**** Supplied information ****

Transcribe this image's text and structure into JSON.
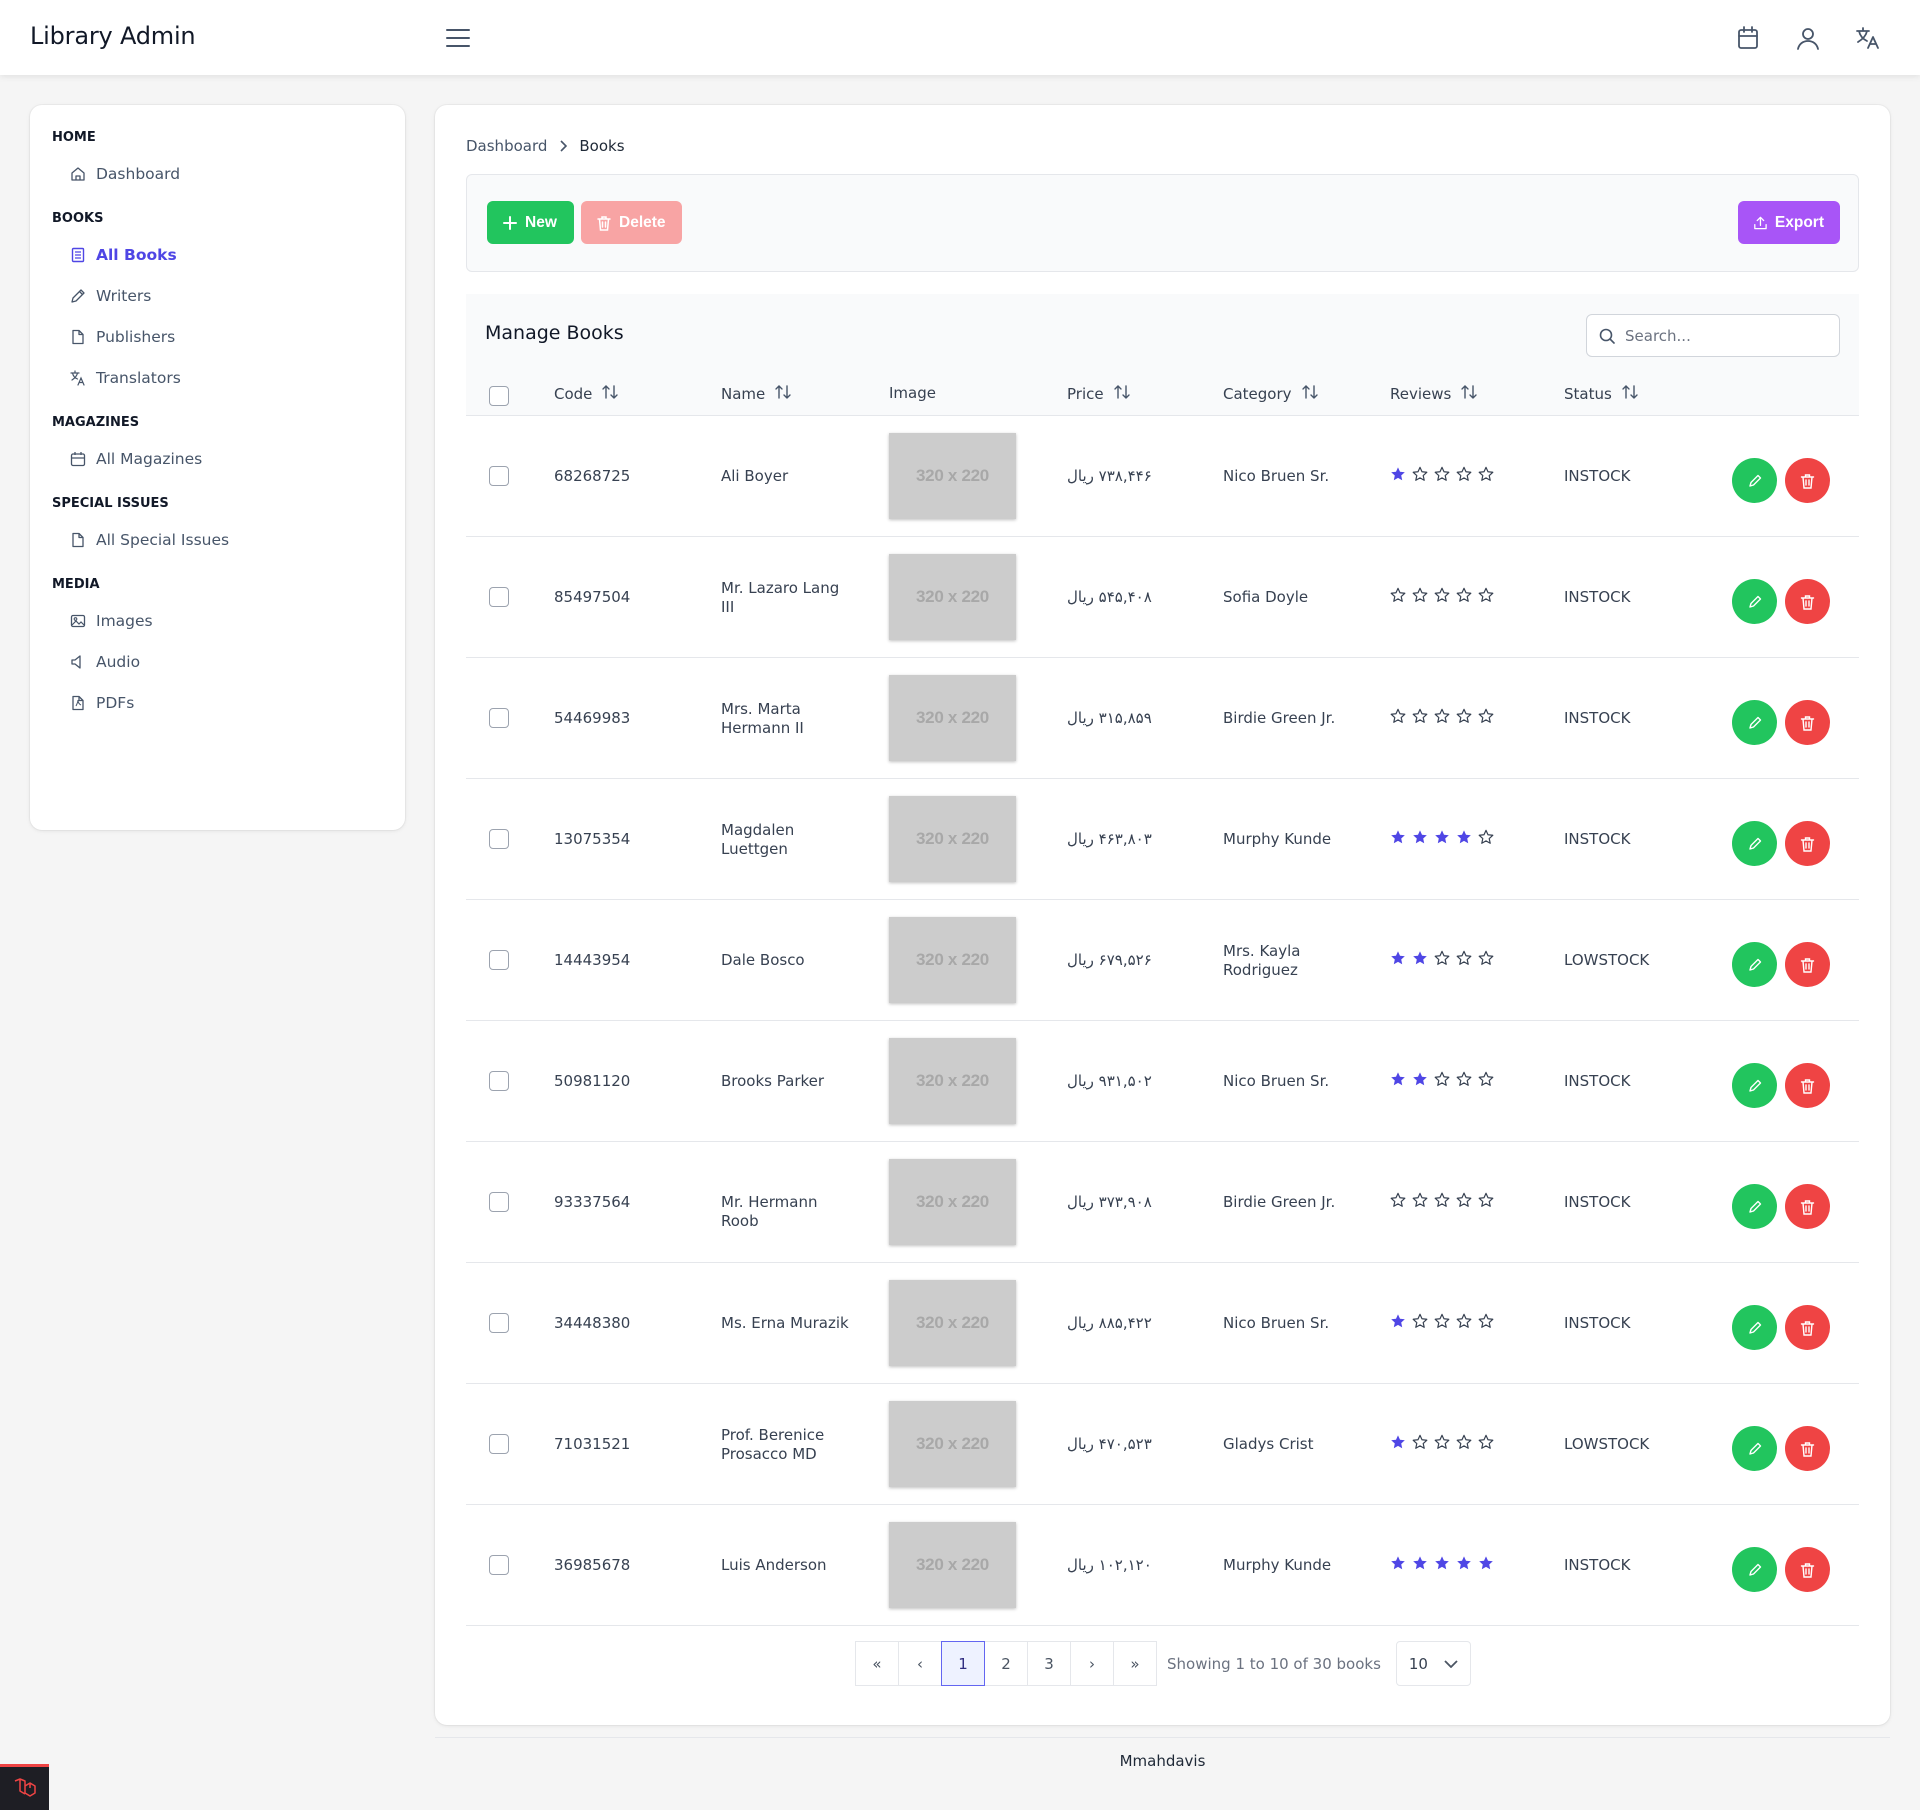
{
  "app": {
    "title": "Library Admin"
  },
  "sidebar": {
    "sections": [
      {
        "title": "HOME",
        "items": [
          {
            "label": "Dashboard",
            "icon": "home-icon"
          }
        ]
      },
      {
        "title": "BOOKS",
        "items": [
          {
            "label": "All Books",
            "icon": "book-icon",
            "active": true
          },
          {
            "label": "Writers",
            "icon": "pencil-icon"
          },
          {
            "label": "Publishers",
            "icon": "file-icon"
          },
          {
            "label": "Translators",
            "icon": "translate-icon"
          }
        ]
      },
      {
        "title": "MAGAZINES",
        "items": [
          {
            "label": "All Magazines",
            "icon": "calendar-icon"
          }
        ]
      },
      {
        "title": "SPECIAL ISSUES",
        "items": [
          {
            "label": "All Special Issues",
            "icon": "file-icon"
          }
        ]
      },
      {
        "title": "MEDIA",
        "items": [
          {
            "label": "Images",
            "icon": "image-icon"
          },
          {
            "label": "Audio",
            "icon": "speaker-icon"
          },
          {
            "label": "PDFs",
            "icon": "pdf-icon"
          }
        ]
      }
    ]
  },
  "breadcrumb": {
    "parent": "Dashboard",
    "current": "Books"
  },
  "toolbar": {
    "new_label": "New",
    "delete_label": "Delete",
    "export_label": "Export"
  },
  "table": {
    "title": "Manage Books",
    "search_placeholder": "Search...",
    "columns": {
      "code": "Code",
      "name": "Name",
      "image": "Image",
      "price": "Price",
      "category": "Category",
      "reviews": "Reviews",
      "status": "Status"
    },
    "image_placeholder": "320 x 220",
    "rows": [
      {
        "code": "68268725",
        "name": "Ali Boyer",
        "price": "۷۳۸,۴۴۶ ریال",
        "category": "Nico Bruen Sr.",
        "rating": 1,
        "status": "INSTOCK"
      },
      {
        "code": "85497504",
        "name": "Mr. Lazaro Lang III",
        "price": "۵۴۵,۴۰۸ ریال",
        "category": "Sofia Doyle",
        "rating": 0,
        "status": "INSTOCK"
      },
      {
        "code": "54469983",
        "name": "Mrs. Marta Hermann II",
        "price": "۳۱۵,۸۵۹ ریال",
        "category": "Birdie Green Jr.",
        "rating": 0,
        "status": "INSTOCK"
      },
      {
        "code": "13075354",
        "name": "Magdalen Luettgen",
        "price": "۴۶۳,۸۰۳ ریال",
        "category": "Murphy Kunde",
        "rating": 4,
        "status": "INSTOCK"
      },
      {
        "code": "14443954",
        "name": "Dale Bosco",
        "price": "۶۷۹,۵۲۶ ریال",
        "category": "Mrs. Kayla Rodriguez",
        "rating": 2,
        "status": "LOWSTOCK"
      },
      {
        "code": "50981120",
        "name": "Brooks Parker",
        "price": "۹۳۱,۵۰۲ ریال",
        "category": "Nico Bruen Sr.",
        "rating": 2,
        "status": "INSTOCK"
      },
      {
        "code": "93337564",
        "name": "Mr. Hermann Roob",
        "price": "۳۷۳,۹۰۸ ریال",
        "category": "Birdie Green Jr.",
        "rating": 0,
        "status": "INSTOCK"
      },
      {
        "code": "34448380",
        "name": "Ms. Erna Murazik",
        "price": "۸۸۵,۴۲۲ ریال",
        "category": "Nico Bruen Sr.",
        "rating": 1,
        "status": "INSTOCK"
      },
      {
        "code": "71031521",
        "name": "Prof. Berenice Prosacco MD",
        "price": "۴۷۰,۵۲۳ ریال",
        "category": "Gladys Crist",
        "rating": 1,
        "status": "LOWSTOCK"
      },
      {
        "code": "36985678",
        "name": "Luis Anderson",
        "price": "۱۰۲,۱۲۰ ریال",
        "category": "Murphy Kunde",
        "rating": 5,
        "status": "INSTOCK"
      }
    ]
  },
  "pagination": {
    "first": "«",
    "prev": "‹",
    "pages": [
      "1",
      "2",
      "3"
    ],
    "current": "1",
    "next": "›",
    "last": "»",
    "info": "Showing 1 to 10 of 30 books",
    "per_page": "10"
  },
  "footer": {
    "text": "Mmahdavis"
  },
  "colors": {
    "primary": "#4f46e5",
    "success": "#22c55e",
    "danger": "#ef4444",
    "danger_light": "#f8a4a4",
    "export": "#a855f7",
    "star": "#4f46e5"
  }
}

****

→ Exercise aim
The pictures should not appear in the copy; every other part of the records above must be returned exactly.

→ Answer to the task
Transcribe this image's text and structure into JSON.
{
  "app": {
    "title": "Library Admin"
  },
  "sidebar": {
    "sections": [
      {
        "title": "HOME",
        "items": [
          {
            "label": "Dashboard",
            "icon": "home-icon"
          }
        ]
      },
      {
        "title": "BOOKS",
        "items": [
          {
            "label": "All Books",
            "icon": "book-icon",
            "active": true
          },
          {
            "label": "Writers",
            "icon": "pencil-icon"
          },
          {
            "label": "Publishers",
            "icon": "file-icon"
          },
          {
            "label": "Translators",
            "icon": "translate-icon"
          }
        ]
      },
      {
        "title": "MAGAZINES",
        "items": [
          {
            "label": "All Magazines",
            "icon": "calendar-icon"
          }
        ]
      },
      {
        "title": "SPECIAL ISSUES",
        "items": [
          {
            "label": "All Special Issues",
            "icon": "file-icon"
          }
        ]
      },
      {
        "title": "MEDIA",
        "items": [
          {
            "label": "Images",
            "icon": "image-icon"
          },
          {
            "label": "Audio",
            "icon": "speaker-icon"
          },
          {
            "label": "PDFs",
            "icon": "pdf-icon"
          }
        ]
      }
    ]
  },
  "breadcrumb": {
    "parent": "Dashboard",
    "current": "Books"
  },
  "toolbar": {
    "new_label": "New",
    "delete_label": "Delete",
    "export_label": "Export"
  },
  "table": {
    "title": "Manage Books",
    "search_placeholder": "Search...",
    "columns": {
      "code": "Code",
      "name": "Name",
      "image": "Image",
      "price": "Price",
      "category": "Category",
      "reviews": "Reviews",
      "status": "Status"
    },
    "image_placeholder": "320 x 220",
    "rows": [
      {
        "code": "68268725",
        "name": "Ali Boyer",
        "price": "۷۳۸,۴۴۶ ریال",
        "category": "Nico Bruen Sr.",
        "rating": 1,
        "status": "INSTOCK"
      },
      {
        "code": "85497504",
        "name": "Mr. Lazaro Lang III",
        "price": "۵۴۵,۴۰۸ ریال",
        "category": "Sofia Doyle",
        "rating": 0,
        "status": "INSTOCK"
      },
      {
        "code": "54469983",
        "name": "Mrs. Marta Hermann II",
        "price": "۳۱۵,۸۵۹ ریال",
        "category": "Birdie Green Jr.",
        "rating": 0,
        "status": "INSTOCK"
      },
      {
        "code": "13075354",
        "name": "Magdalen Luettgen",
        "price": "۴۶۳,۸۰۳ ریال",
        "category": "Murphy Kunde",
        "rating": 4,
        "status": "INSTOCK"
      },
      {
        "code": "14443954",
        "name": "Dale Bosco",
        "price": "۶۷۹,۵۲۶ ریال",
        "category": "Mrs. Kayla Rodriguez",
        "rating": 2,
        "status": "LOWSTOCK"
      },
      {
        "code": "50981120",
        "name": "Brooks Parker",
        "price": "۹۳۱,۵۰۲ ریال",
        "category": "Nico Bruen Sr.",
        "rating": 2,
        "status": "INSTOCK"
      },
      {
        "code": "93337564",
        "name": "Mr. Hermann Roob",
        "price": "۳۷۳,۹۰۸ ریال",
        "category": "Birdie Green Jr.",
        "rating": 0,
        "status": "INSTOCK"
      },
      {
        "code": "34448380",
        "name": "Ms. Erna Murazik",
        "price": "۸۸۵,۴۲۲ ریال",
        "category": "Nico Bruen Sr.",
        "rating": 1,
        "status": "INSTOCK"
      },
      {
        "code": "71031521",
        "name": "Prof. Berenice Prosacco MD",
        "price": "۴۷۰,۵۲۳ ریال",
        "category": "Gladys Crist",
        "rating": 1,
        "status": "LOWSTOCK"
      },
      {
        "code": "36985678",
        "name": "Luis Anderson",
        "price": "۱۰۲,۱۲۰ ریال",
        "category": "Murphy Kunde",
        "rating": 5,
        "status": "INSTOCK"
      }
    ]
  },
  "pagination": {
    "first": "«",
    "prev": "‹",
    "pages": [
      "1",
      "2",
      "3"
    ],
    "current": "1",
    "next": "›",
    "last": "»",
    "info": "Showing 1 to 10 of 30 books",
    "per_page": "10"
  },
  "footer": {
    "text": "Mmahdavis"
  },
  "colors": {
    "primary": "#4f46e5",
    "success": "#22c55e",
    "danger": "#ef4444",
    "danger_light": "#f8a4a4",
    "export": "#a855f7",
    "star": "#4f46e5"
  }
}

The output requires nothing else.